Random House presents the audiobook edition of A Fabulous Creation, written and read by David Hepworth.

The era of the LP began in 1967, with ‘Sgt Pepper’; The Beatles didn’t just collect together a bunch of songs, they Made An Album. Henceforth, everybody else wanted to Make An Album.

The end came only fifteen years later, coinciding with the release of Michael Jackson’s ‘Thriller’. By then the Walkman had taken music out of the home and into the streets and the record business had begun trying to reverse-engineer the creative process in order to make big money. Nobody would play music or listen to it in quite the same way ever again.

It was a short but transformative time. Musicians became ‘artists’ and we, the people, patrons of the arts. The LP itself had been a mark of sophistication, a measure of wealth, an instrument of education, a poster saying things you dare not say yourself, a means of attracting the opposite sex, and, for many, the single most desirable object in their lives.

This is the story of that time; it takes us from recording studios where musicians were doing things that had never been done before to the sparsely furnished apartments where their efforts would be received like visitations from a higher power. This is the story of how LPs saved our lives.

· · · · ·

#### Goal
Extend the passage about the LP era, picking up right after its last sentence. The records aren't needed here.

#### Given entries
· · · · ·

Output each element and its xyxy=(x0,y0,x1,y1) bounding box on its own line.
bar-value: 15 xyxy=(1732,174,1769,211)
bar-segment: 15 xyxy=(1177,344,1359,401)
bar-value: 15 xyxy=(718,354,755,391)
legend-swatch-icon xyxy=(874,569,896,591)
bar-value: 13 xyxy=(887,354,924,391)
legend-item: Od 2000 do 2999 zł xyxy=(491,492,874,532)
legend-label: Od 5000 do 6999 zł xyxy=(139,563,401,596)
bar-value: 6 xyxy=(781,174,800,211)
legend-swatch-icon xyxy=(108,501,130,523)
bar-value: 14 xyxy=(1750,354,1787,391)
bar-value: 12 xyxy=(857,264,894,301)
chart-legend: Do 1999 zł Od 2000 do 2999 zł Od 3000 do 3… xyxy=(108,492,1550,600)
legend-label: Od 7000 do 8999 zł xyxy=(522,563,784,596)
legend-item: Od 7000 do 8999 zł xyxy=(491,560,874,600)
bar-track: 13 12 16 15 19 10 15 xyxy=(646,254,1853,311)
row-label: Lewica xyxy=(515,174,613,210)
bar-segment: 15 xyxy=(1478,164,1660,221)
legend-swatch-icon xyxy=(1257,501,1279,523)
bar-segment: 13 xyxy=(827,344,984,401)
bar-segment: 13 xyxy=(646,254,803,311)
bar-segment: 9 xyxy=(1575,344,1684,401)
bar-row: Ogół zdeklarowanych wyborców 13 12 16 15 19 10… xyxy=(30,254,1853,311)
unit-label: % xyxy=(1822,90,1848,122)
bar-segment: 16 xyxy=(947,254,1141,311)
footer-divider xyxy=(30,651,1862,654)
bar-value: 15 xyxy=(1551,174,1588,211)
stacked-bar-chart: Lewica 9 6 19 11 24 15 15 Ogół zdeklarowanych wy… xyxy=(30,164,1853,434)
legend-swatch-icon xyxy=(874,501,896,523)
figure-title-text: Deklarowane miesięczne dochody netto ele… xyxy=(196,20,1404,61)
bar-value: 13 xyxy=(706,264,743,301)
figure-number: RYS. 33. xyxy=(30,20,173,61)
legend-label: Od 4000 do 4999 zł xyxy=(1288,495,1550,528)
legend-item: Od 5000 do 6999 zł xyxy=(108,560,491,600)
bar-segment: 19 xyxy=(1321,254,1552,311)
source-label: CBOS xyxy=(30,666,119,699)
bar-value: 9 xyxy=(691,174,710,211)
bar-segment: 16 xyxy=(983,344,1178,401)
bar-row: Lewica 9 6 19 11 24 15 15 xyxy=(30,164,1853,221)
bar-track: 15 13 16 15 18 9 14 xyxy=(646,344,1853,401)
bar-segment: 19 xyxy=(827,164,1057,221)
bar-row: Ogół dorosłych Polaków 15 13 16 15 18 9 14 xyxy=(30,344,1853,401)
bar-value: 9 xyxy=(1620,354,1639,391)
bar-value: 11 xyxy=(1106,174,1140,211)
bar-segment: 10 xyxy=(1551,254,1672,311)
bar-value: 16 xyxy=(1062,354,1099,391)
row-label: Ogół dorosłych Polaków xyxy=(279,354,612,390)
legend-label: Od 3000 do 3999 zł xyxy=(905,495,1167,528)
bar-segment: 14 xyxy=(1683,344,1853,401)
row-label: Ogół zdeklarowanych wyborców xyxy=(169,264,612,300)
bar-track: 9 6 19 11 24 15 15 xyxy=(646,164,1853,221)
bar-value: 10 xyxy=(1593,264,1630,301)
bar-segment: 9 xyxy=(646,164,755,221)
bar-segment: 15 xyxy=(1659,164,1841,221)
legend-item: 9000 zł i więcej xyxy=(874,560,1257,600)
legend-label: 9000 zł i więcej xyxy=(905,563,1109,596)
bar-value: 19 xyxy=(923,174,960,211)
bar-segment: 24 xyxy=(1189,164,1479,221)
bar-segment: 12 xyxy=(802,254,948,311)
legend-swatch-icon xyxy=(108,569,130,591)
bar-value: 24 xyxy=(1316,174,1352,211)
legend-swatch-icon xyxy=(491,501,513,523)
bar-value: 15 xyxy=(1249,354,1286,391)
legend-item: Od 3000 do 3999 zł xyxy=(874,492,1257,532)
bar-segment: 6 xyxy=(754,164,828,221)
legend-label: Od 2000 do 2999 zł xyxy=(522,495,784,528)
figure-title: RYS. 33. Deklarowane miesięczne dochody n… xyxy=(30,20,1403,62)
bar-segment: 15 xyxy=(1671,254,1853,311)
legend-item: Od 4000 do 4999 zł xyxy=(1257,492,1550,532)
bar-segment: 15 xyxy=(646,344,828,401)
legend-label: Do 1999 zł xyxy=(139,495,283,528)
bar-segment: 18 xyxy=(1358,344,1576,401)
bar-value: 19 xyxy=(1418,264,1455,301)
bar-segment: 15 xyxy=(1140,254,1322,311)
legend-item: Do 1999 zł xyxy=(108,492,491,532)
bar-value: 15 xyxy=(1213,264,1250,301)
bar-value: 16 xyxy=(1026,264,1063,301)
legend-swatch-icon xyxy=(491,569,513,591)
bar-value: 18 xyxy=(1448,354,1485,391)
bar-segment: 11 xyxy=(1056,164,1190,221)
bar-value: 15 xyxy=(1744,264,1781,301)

· · · · ·

#### Task output
Critics Review

  • Hepworth’s knowledge and understanding of rock history is prodigious…he throws terrific little facts around like confetti…And his pungently sarcastic asides are priceless… Hugely entertaining.

    The Sunday Times
  • When reviewers say a book feels twice as long as it actually is, they are not usually being complimentary. In the case of David Hepworth’s paean to the age of vinyl, A Fabulous Creation, I really have come to praise him. It’s years since I came across a chronicle of the pop life containing so many arresting anecdotes that I found myself going back over pages to savour every line, every insight.

    The Times
  • Full of sharp critical assessments and droll digressions … warm and wonderfully readable.

    Q Magazine
  • His best yet.

    Danny Baker
  • Well researched and passionately written.